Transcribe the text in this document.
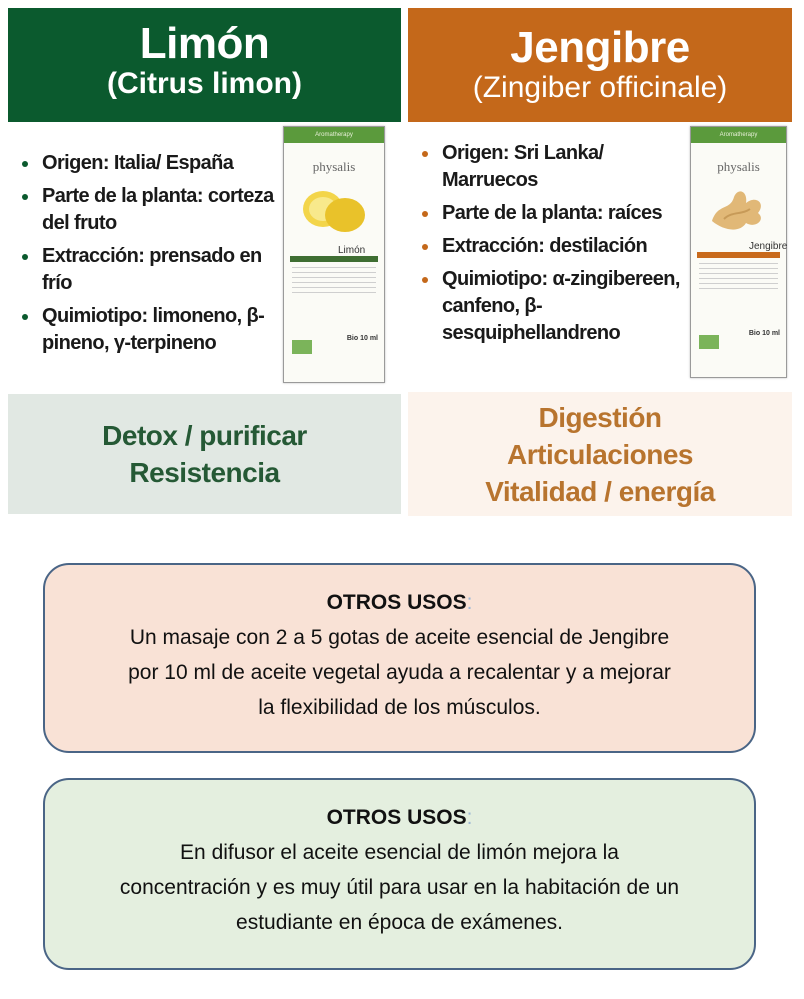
Limón
(Citrus limon)
Origen: Italia/ España
Parte de la planta: corteza del fruto
Extracción: prensado en frío
Quimiotipo: limoneno, β-pineno, γ-terpineno
Aromatherapy
physalis
Limón
Bio 10 ml
Detox / purificar
Resistencia
Jengibre
(Zingiber officinale)
Origen: Sri Lanka/ Marruecos
Parte de la planta: raíces
Extracción: destilación
Quimiotipo: α-zingibereen, canfeno, β-sesquiphellandreno
Aromatherapy
physalis
Jengibre
Bio 10 ml
Digestión
Articulaciones
Vitalidad / energía
OTROS USOS:
Un masaje con 2 a 5 gotas de aceite esencial de Jengibre
por 10 ml de aceite vegetal ayuda a recalentar y a mejorar
la flexibilidad de los músculos.
OTROS USOS:
En difusor el aceite esencial de limón mejora la
concentración y es muy útil para usar en la habitación de un
estudiante en época de exámenes.
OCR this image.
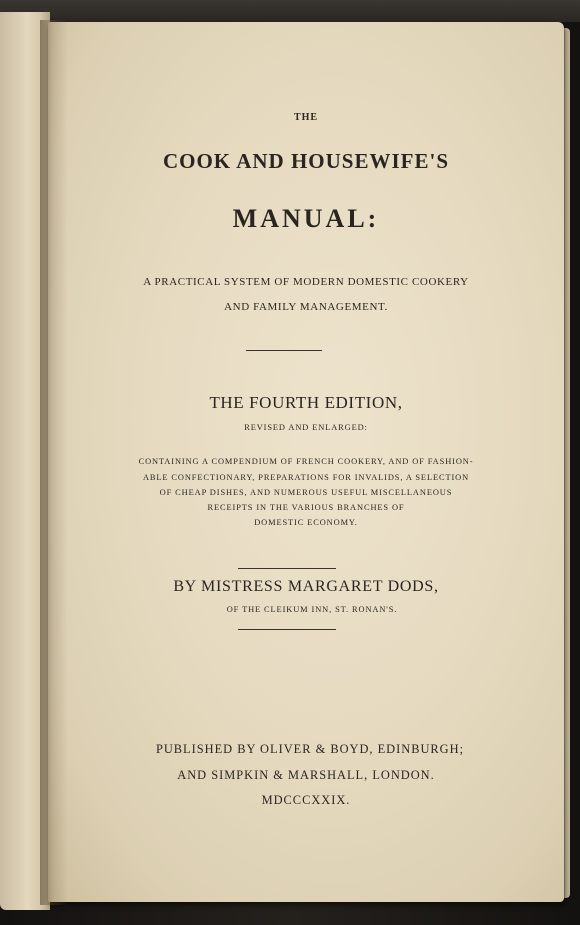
THE
COOK AND HOUSEWIFE'S
MANUAL:
A PRACTICAL SYSTEM OF MODERN DOMESTIC COOKERY
AND FAMILY MANAGEMENT.
THE FOURTH EDITION,
REVISED AND ENLARGED:
CONTAINING A COMPENDIUM OF FRENCH COOKERY, AND OF FASHION-
ABLE CONFECTIONARY, PREPARATIONS FOR INVALIDS, A SELECTION
OF CHEAP DISHES, AND NUMEROUS USEFUL MISCELLANEOUS
RECEIPTS IN THE VARIOUS BRANCHES OF
DOMESTIC ECONOMY.
BY MISTRESS MARGARET DODS,
OF THE CLEIKUM INN, ST. RONAN'S.
PUBLISHED BY OLIVER & BOYD, EDINBURGH;
AND SIMPKIN & MARSHALL, LONDON.
MDCCCXXIX.
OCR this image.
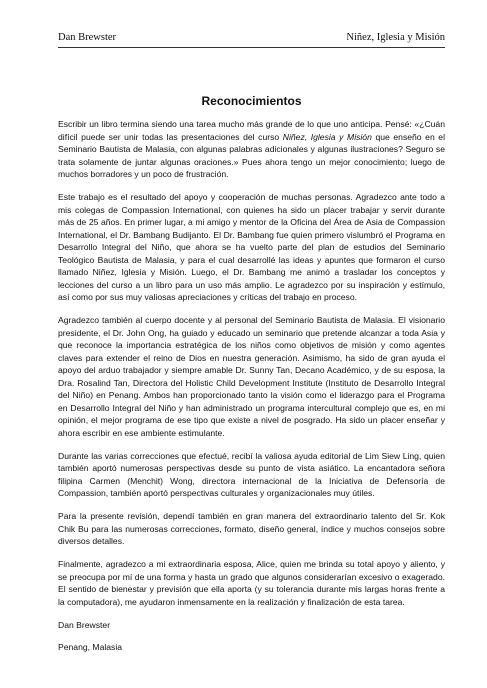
Dan Brewster	Niñez, Iglesia y Misión
Reconocimientos

Escribir un libro termina siendo una tarea mucho más grande de lo que uno anticipa. Pensé: «¿Cuán difícil puede ser unir todas las presentaciones del curso Niñez, Iglesia y Misión que enseño en el Seminario Bautista de Malasia, con algunas palabras adicionales y algunas ilustraciones? Seguro se trata solamente de juntar algunas oraciones.» Pues ahora tengo un mejor conocimiento; luego de muchos borradores y un poco de frustración.

Este trabajo es el resultado del apoyo y cooperación de muchas personas. Agradezco ante todo a mis colegas de Compassion International, con quienes ha sido un placer trabajar y servir durante más de 25 años. En primer lugar, a mi amigo y mentor de la Oficina del Área de Asia de Compassion International, el Dr. Bambang Budijanto. El Dr. Bambang fue quien primero vislumbró el Programa en Desarrollo Integral del Niño, que ahora se ha vuelto parte del plan de estudios del Seminario Teológico Bautista de Malasia, y para el cual desarrollé las ideas y apuntes que formaron el curso llamado Niñez, Iglesia y Misión. Luego, el Dr. Bambang me animó a trasladar los conceptos y lecciones del curso a un libro para un uso más amplio. Le agradezco por su inspiración y estímulo, así como por sus muy valiosas apreciaciones y críticas del trabajo en proceso.

Agradezco también al cuerpo docente y al personal del Seminario Bautista de Malasia. El visionario presidente, el Dr. John Ong, ha guiado y educado un seminario que pretende alcanzar a toda Asia y que reconoce la importancia estratégica de los niños como objetivos de misión y como agentes claves para extender el reino de Dios en nuestra generación. Asimismo, ha sido de gran ayuda el apoyo del arduo trabajador y siempre amable Dr. Sunny Tan, Decano Académico, y de su esposa, la Dra. Rosalind Tan, Directora del Holistic Child Development Institute (Instituto de Desarrollo Integral del Niño) en Penang. Ambos han proporcionado tanto la visión como el liderazgo para el Programa en Desarrollo Integral del Niño y han administrado un programa intercultural complejo que es, en mi opinión, el mejor programa de ese tipo que existe a nivel de posgrado. Ha sido un placer enseñar y ahora escribir en ese ambiente estimulante.

Durante las varias correcciones que efectué, recibí la valiosa ayuda editorial de Lim Siew Ling, quien también aportó numerosas perspectivas desde su punto de vista asiático. La encantadora señora filipina Carmen (Menchit) Wong, directora internacional de la Iniciativa de Defensoría de Compassion, también aportó perspectivas culturales y organizacionales muy útiles.

Para la presente revisión, dependí también en gran manera del extraordinario talento del Sr. Kok Chik Bu para las numerosas correcciones, formato, diseño general, índice y muchos consejos sobre diversos detalles.

Finalmente, agradezco a mi extraordinaria esposa, Alice, quien me brinda su total apoyo y aliento, y se preocupa por mí de una forma y hasta un grado que algunos considerarían excesivo o exagerado. El sentido de bienestar y previsión que ella aporta (y su tolerancia durante mis largas horas frente a la computadora), me ayudaron inmensamente en la realización y finalización de esta tarea.

Dan Brewster

Penang, Malasia
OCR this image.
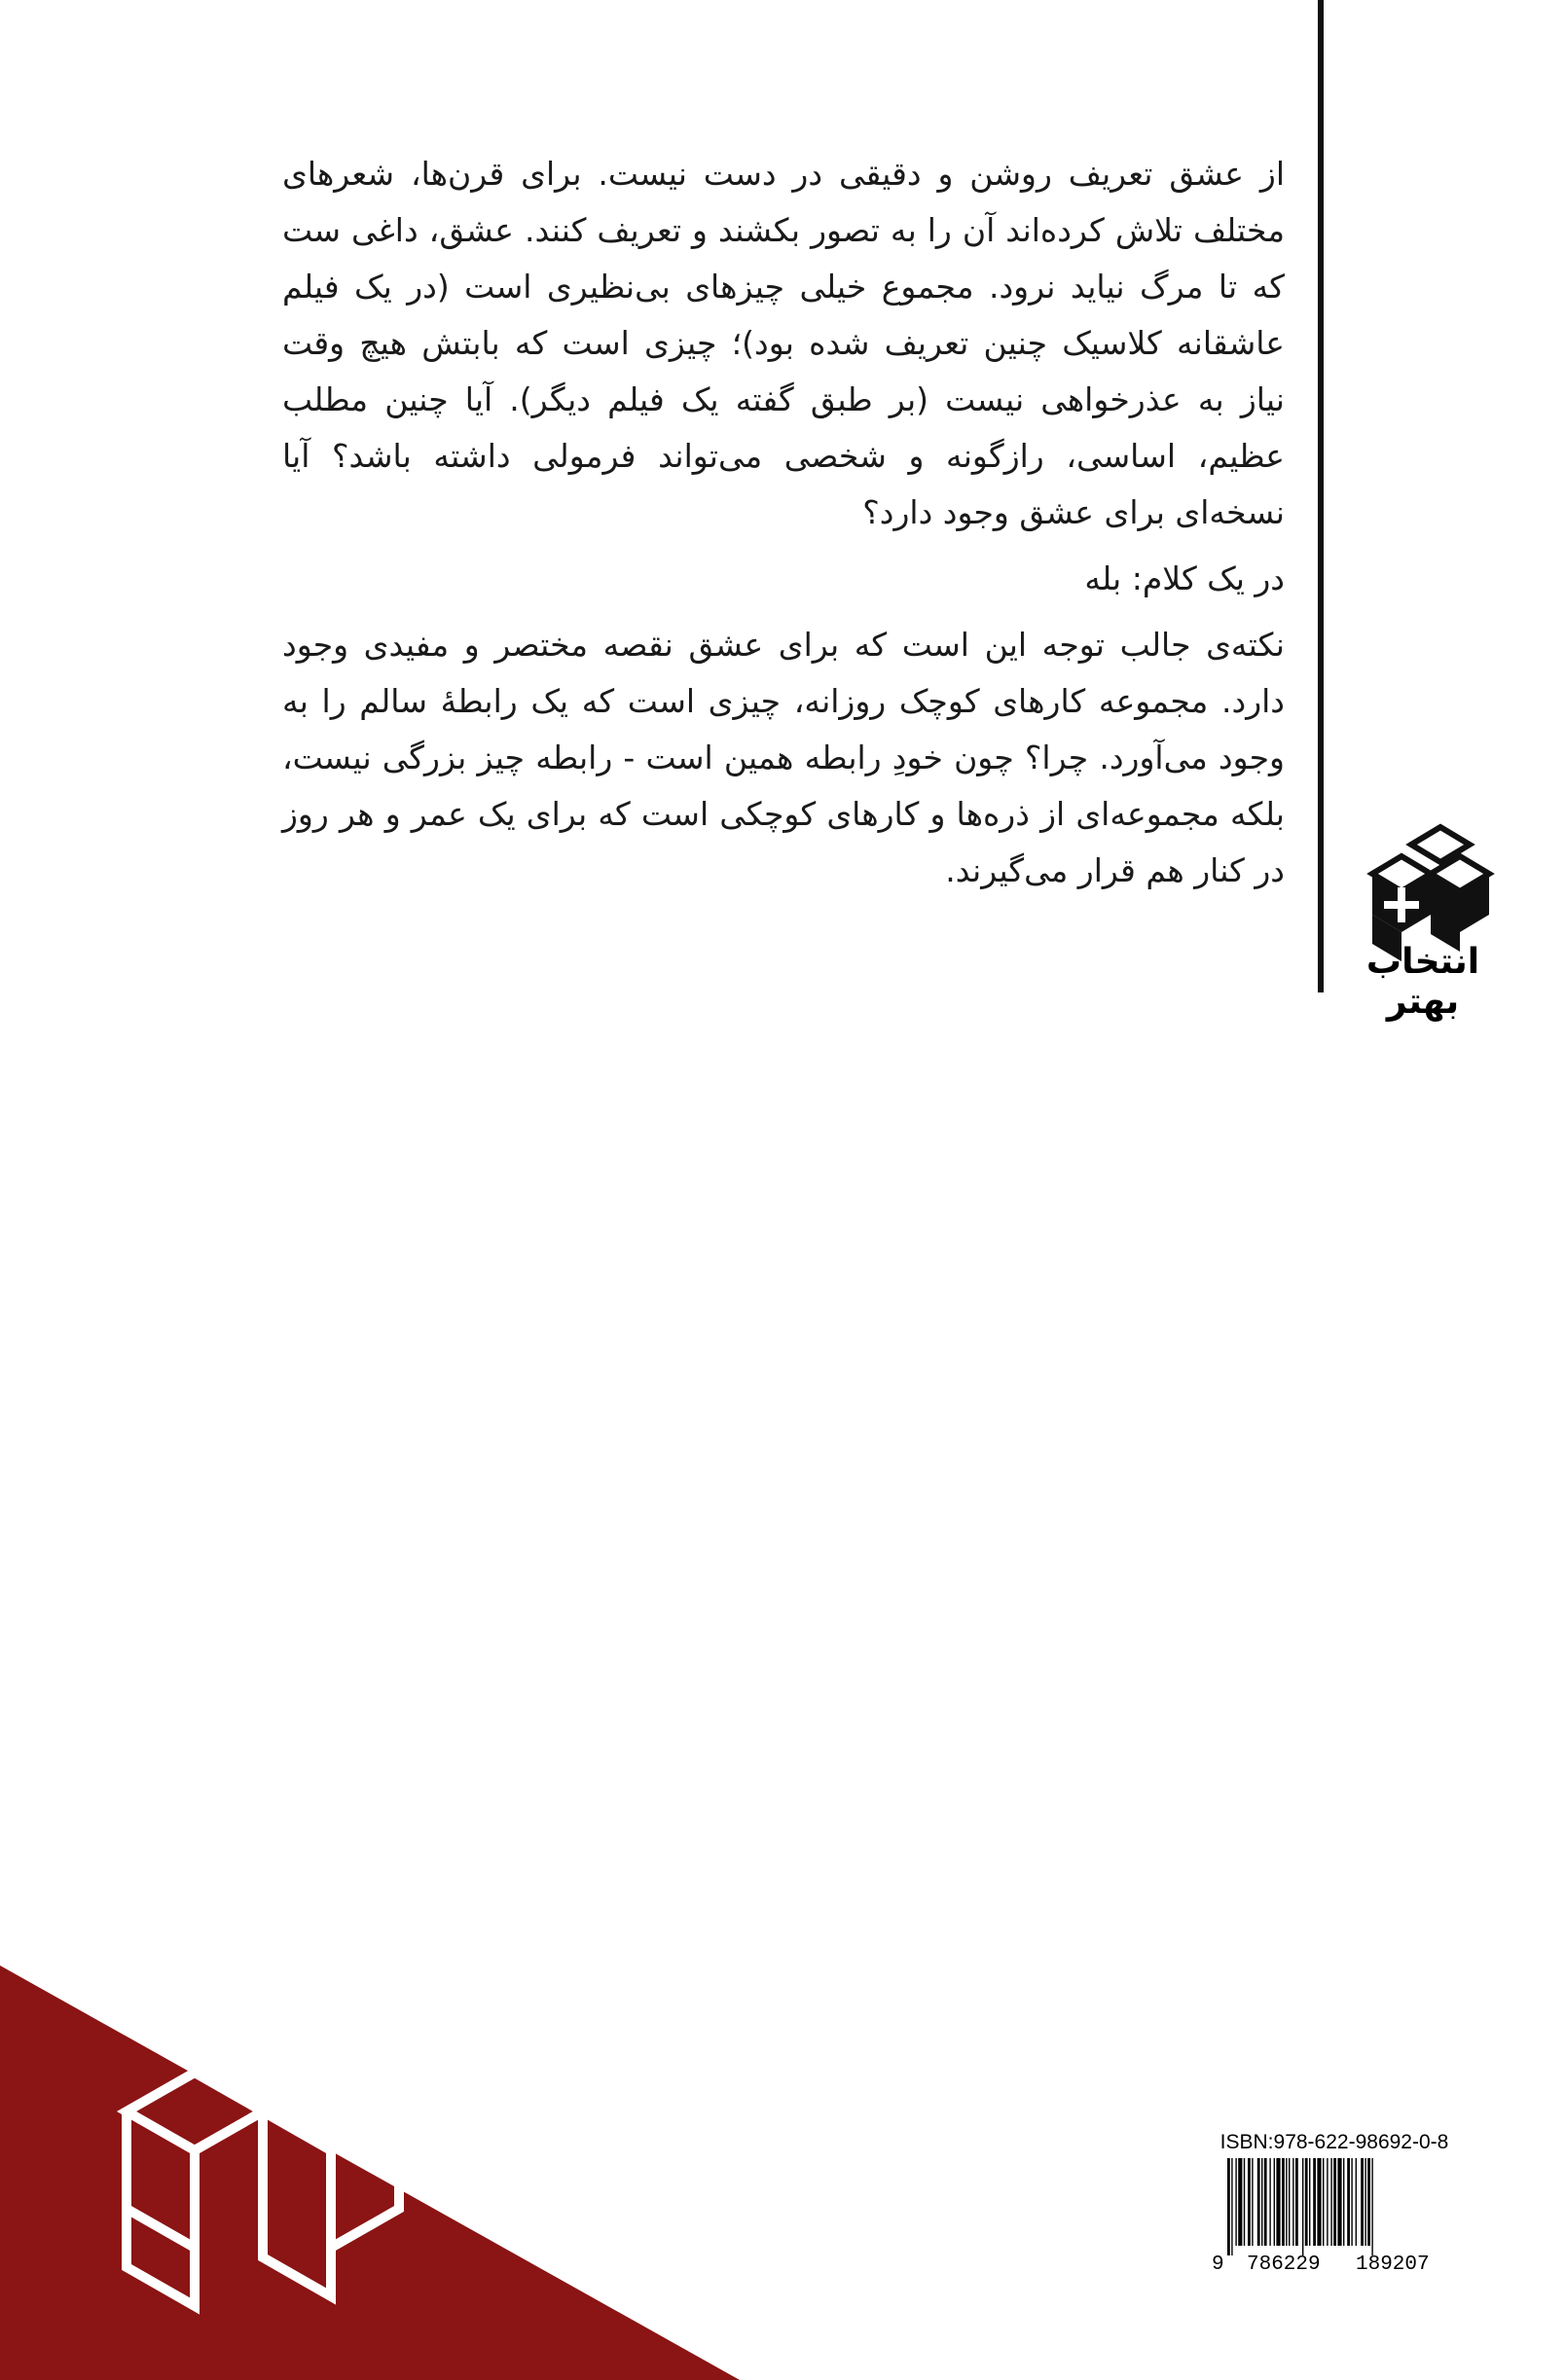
از عشق تعریف روشن و دقیقی در دست نیست. برای قرن‌ها، شعرهای مختلف تلاش کرده‌اند آن را به تصور بکشند و تعریف کنند. عشق، داغی ست که تا مرگ نیاید نرود. مجموع خیلی چیزهای بی‌نظیری است (در یک فیلم عاشقانه کلاسیک چنین تعریف شده بود)؛ چیزی است که بابتش هیچ وقت نیاز به عذرخواهی نیست (بر طبق گفته یک فیلم دیگر). آیا چنین مطلب عظیم، اساسی، رازگونه و شخصی می‌تواند فرمولی داشته باشد؟ آیا نسخه‌ای برای عشق وجود دارد؟

در یک کلام: بله

نکته‌ی جالب توجه این است که برای عشق نقصه مختصر و مفیدی وجود دارد. مجموعه کارهای کوچک روزانه، چیزی است که یک رابطهٔ سالم را به وجود می‌آورد. چرا؟ چون خودِ رابطه همین است - رابطه چیز بزرگی نیست، بلکه مجموعه‌ای از ذره‌ها و کارهای کوچکی است که برای یک عمر و هر روز در کنار هم قرار می‌گیرند.

انتخاب بهتر
ISBN:978-622-98692-0-8
9 786229 189207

__To be done__. From the entries above, copy every line containing the word "Brewster".

__Full answer__.
Dan Brewster	Niñez, Iglesia y Misión
Dan Brewster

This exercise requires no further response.